Reproduce the records with every "Traffic statistics" switched to "Traffic stats", leaving everything else unchanged.
[Begin Record excerpts]
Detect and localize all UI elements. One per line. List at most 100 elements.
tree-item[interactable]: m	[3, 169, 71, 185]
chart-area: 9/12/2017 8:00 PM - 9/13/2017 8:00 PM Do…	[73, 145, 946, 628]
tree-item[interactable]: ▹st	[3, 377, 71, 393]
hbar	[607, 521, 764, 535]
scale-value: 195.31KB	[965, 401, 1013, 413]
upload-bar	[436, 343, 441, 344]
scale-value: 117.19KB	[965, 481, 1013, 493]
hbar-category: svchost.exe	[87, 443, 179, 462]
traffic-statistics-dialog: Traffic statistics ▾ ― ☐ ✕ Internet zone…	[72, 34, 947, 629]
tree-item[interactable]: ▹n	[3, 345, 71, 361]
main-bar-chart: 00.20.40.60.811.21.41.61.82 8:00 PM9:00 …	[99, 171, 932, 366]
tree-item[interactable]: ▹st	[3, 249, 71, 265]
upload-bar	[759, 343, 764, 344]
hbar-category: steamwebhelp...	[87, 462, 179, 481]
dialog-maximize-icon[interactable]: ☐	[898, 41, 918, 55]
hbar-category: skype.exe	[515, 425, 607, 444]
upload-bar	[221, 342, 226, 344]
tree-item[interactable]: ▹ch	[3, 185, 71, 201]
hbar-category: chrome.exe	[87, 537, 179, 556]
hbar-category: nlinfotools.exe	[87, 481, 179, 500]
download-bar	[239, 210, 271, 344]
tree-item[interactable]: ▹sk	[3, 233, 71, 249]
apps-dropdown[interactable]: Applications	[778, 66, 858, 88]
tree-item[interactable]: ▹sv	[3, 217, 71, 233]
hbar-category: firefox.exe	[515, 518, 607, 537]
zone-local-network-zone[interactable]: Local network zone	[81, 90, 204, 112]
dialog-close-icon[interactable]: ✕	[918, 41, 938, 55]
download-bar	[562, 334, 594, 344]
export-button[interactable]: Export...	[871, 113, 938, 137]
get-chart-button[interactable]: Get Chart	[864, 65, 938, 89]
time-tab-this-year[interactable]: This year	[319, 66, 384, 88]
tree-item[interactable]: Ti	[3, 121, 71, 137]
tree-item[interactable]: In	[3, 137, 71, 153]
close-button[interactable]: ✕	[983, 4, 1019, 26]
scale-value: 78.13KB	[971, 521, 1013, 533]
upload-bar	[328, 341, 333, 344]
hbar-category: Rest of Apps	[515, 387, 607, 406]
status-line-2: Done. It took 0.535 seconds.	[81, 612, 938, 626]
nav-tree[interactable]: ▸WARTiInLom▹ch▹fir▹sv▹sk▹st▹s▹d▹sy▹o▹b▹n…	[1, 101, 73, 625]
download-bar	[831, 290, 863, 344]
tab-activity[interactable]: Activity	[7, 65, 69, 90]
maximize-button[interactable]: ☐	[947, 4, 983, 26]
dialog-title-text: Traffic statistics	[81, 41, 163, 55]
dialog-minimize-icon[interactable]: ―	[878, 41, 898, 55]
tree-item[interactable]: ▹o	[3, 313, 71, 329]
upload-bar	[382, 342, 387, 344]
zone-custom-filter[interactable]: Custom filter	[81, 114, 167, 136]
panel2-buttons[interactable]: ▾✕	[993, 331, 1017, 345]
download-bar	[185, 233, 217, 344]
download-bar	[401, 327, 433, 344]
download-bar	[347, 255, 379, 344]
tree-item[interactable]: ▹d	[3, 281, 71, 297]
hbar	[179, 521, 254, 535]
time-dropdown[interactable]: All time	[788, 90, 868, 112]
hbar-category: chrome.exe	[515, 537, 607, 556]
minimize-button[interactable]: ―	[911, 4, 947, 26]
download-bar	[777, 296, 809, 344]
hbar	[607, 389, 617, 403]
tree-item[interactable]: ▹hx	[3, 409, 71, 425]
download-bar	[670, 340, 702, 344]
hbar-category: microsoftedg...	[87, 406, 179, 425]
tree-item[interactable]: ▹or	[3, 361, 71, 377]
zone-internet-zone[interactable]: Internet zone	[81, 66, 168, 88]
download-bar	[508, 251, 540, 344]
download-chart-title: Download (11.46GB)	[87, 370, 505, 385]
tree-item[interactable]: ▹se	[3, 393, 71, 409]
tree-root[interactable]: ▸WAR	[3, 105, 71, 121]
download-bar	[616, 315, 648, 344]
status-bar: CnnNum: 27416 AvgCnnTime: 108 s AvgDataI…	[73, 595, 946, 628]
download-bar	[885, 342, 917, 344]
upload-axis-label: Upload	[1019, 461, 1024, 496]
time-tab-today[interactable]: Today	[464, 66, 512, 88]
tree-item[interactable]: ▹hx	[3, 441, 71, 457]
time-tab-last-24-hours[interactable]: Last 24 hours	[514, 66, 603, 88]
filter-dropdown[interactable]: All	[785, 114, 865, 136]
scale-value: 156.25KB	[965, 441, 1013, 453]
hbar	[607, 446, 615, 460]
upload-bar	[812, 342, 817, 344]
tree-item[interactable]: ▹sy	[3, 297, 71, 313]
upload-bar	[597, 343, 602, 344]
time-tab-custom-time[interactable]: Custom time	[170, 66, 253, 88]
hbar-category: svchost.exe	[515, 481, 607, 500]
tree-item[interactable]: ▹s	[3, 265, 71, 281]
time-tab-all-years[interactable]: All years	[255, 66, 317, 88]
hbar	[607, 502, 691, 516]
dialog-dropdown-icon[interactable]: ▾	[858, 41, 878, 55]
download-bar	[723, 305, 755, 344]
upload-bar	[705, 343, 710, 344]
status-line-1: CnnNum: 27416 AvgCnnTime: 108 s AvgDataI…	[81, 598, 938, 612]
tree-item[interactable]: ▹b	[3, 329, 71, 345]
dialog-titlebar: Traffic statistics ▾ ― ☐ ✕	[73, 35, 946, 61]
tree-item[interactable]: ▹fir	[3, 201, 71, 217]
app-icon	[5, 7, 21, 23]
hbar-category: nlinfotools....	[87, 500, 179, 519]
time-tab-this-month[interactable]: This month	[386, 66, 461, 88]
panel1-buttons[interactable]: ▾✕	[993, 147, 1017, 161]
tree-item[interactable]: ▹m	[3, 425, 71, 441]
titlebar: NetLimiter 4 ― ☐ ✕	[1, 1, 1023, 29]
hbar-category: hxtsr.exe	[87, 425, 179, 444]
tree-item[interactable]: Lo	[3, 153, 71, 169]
[End Record excerpts]
■ Solution
Detect and localize all UI elements. One per line. List at most 100 elements.
tree-item[interactable]: m	[3, 169, 71, 185]
chart-area: 9/12/2017 8:00 PM - 9/13/2017 8:00 PM Do…	[73, 145, 946, 628]
tree-item[interactable]: ▹st	[3, 377, 71, 393]
hbar	[607, 521, 764, 535]
scale-value: 195.31KB	[965, 401, 1013, 413]
upload-bar	[436, 343, 441, 344]
scale-value: 117.19KB	[965, 481, 1013, 493]
hbar-category: svchost.exe	[87, 443, 179, 462]
traffic-statistics-dialog: Traffic stats ▾ ― ☐ ✕ Internet zone…	[72, 34, 947, 629]
tree-item[interactable]: ▹n	[3, 345, 71, 361]
main-bar-chart: 00.20.40.60.811.21.41.61.82 8:00 PM9:00 …	[99, 171, 932, 366]
tree-item[interactable]: ▹st	[3, 249, 71, 265]
upload-bar	[759, 343, 764, 344]
hbar-category: steamwebhelp...	[87, 462, 179, 481]
dialog-maximize-icon[interactable]: ☐	[898, 41, 918, 55]
hbar-category: skype.exe	[515, 425, 607, 444]
upload-bar	[221, 342, 226, 344]
tree-item[interactable]: ▹ch	[3, 185, 71, 201]
hbar-category: chrome.exe	[87, 537, 179, 556]
hbar-category: nlinfotools.exe	[87, 481, 179, 500]
download-bar	[239, 210, 271, 344]
tree-item[interactable]: ▹sk	[3, 233, 71, 249]
apps-dropdown[interactable]: Applications	[778, 66, 858, 88]
tree-item[interactable]: ▹sv	[3, 217, 71, 233]
hbar-category: firefox.exe	[515, 518, 607, 537]
zone-local-network-zone[interactable]: Local network zone	[81, 90, 204, 112]
dialog-close-icon[interactable]: ✕	[918, 41, 938, 55]
download-bar	[562, 334, 594, 344]
export-button[interactable]: Export...	[871, 113, 938, 137]
get-chart-button[interactable]: Get Chart	[864, 65, 938, 89]
time-tab-this-year[interactable]: This year	[319, 66, 384, 88]
tree-item[interactable]: Ti	[3, 121, 71, 137]
tree-item[interactable]: In	[3, 137, 71, 153]
close-button[interactable]: ✕	[983, 4, 1019, 26]
scale-value: 78.13KB	[971, 521, 1013, 533]
upload-bar	[328, 341, 333, 344]
hbar-category: Rest of Apps	[515, 387, 607, 406]
status-line-2: Done. It took 0.535 seconds.	[81, 612, 938, 626]
nav-tree[interactable]: ▸WARTiInLom▹ch▹fir▹sv▹sk▹st▹s▹d▹sy▹o▹b▹n…	[1, 101, 73, 625]
download-bar	[831, 290, 863, 344]
tab-activity[interactable]: Activity	[7, 65, 69, 90]
maximize-button[interactable]: ☐	[947, 4, 983, 26]
dialog-title-text: Traffic stats	[81, 41, 163, 55]
dialog-minimize-icon[interactable]: ―	[878, 41, 898, 55]
tree-item[interactable]: ▹o	[3, 313, 71, 329]
upload-bar	[382, 342, 387, 344]
zone-custom-filter[interactable]: Custom filter	[81, 114, 167, 136]
panel2-buttons[interactable]: ▾✕	[993, 331, 1017, 345]
download-bar	[185, 233, 217, 344]
download-bar	[401, 327, 433, 344]
download-bar	[347, 255, 379, 344]
tree-item[interactable]: ▹d	[3, 281, 71, 297]
hbar	[179, 521, 254, 535]
time-dropdown[interactable]: All time	[788, 90, 868, 112]
hbar-category: chrome.exe	[515, 537, 607, 556]
minimize-button[interactable]: ―	[911, 4, 947, 26]
download-bar	[777, 296, 809, 344]
hbar	[607, 389, 617, 403]
tree-item[interactable]: ▹hx	[3, 409, 71, 425]
download-bar	[670, 340, 702, 344]
hbar-category: microsoftedg...	[87, 406, 179, 425]
tree-item[interactable]: ▹or	[3, 361, 71, 377]
zone-internet-zone[interactable]: Internet zone	[81, 66, 168, 88]
download-bar	[508, 251, 540, 344]
download-chart-title: Download (11.46GB)	[87, 370, 505, 385]
tree-item[interactable]: ▹se	[3, 393, 71, 409]
tree-root[interactable]: ▸WAR	[3, 105, 71, 121]
download-bar	[616, 315, 648, 344]
status-bar: CnnNum: 27416 AvgCnnTime: 108 s AvgDataI…	[73, 595, 946, 628]
download-bar	[885, 342, 917, 344]
upload-axis-label: Upload	[1019, 461, 1024, 496]
time-tab-today[interactable]: Today	[464, 66, 512, 88]
tree-item[interactable]: ▹hx	[3, 441, 71, 457]
time-tab-last-24-hours[interactable]: Last 24 hours	[514, 66, 603, 88]
filter-dropdown[interactable]: All	[785, 114, 865, 136]
scale-value: 156.25KB	[965, 441, 1013, 453]
hbar	[607, 446, 615, 460]
upload-bar	[812, 342, 817, 344]
tree-item[interactable]: ▹sy	[3, 297, 71, 313]
upload-bar	[597, 343, 602, 344]
time-tab-custom-time[interactable]: Custom time	[170, 66, 253, 88]
hbar-category: svchost.exe	[515, 481, 607, 500]
tree-item[interactable]: ▹s	[3, 265, 71, 281]
time-tab-all-years[interactable]: All years	[255, 66, 317, 88]
hbar	[607, 502, 691, 516]
dialog-dropdown-icon[interactable]: ▾	[858, 41, 878, 55]
download-bar	[723, 305, 755, 344]
upload-bar	[705, 343, 710, 344]
status-line-1: CnnNum: 27416 AvgCnnTime: 108 s AvgDataI…	[81, 598, 938, 612]
tree-item[interactable]: ▹b	[3, 329, 71, 345]
dialog-titlebar: Traffic stats ▾ ― ☐ ✕	[73, 35, 946, 61]
tree-item[interactable]: ▹fir	[3, 201, 71, 217]
app-icon	[5, 7, 21, 23]
hbar-category: nlinfotools....	[87, 500, 179, 519]
time-tab-this-month[interactable]: This month	[386, 66, 461, 88]
panel1-buttons[interactable]: ▾✕	[993, 147, 1017, 161]
tree-item[interactable]: ▹m	[3, 425, 71, 441]
titlebar: NetLimiter 4 ― ☐ ✕	[1, 1, 1023, 29]
hbar-category: hxtsr.exe	[87, 425, 179, 444]
tree-item[interactable]: Lo	[3, 153, 71, 169]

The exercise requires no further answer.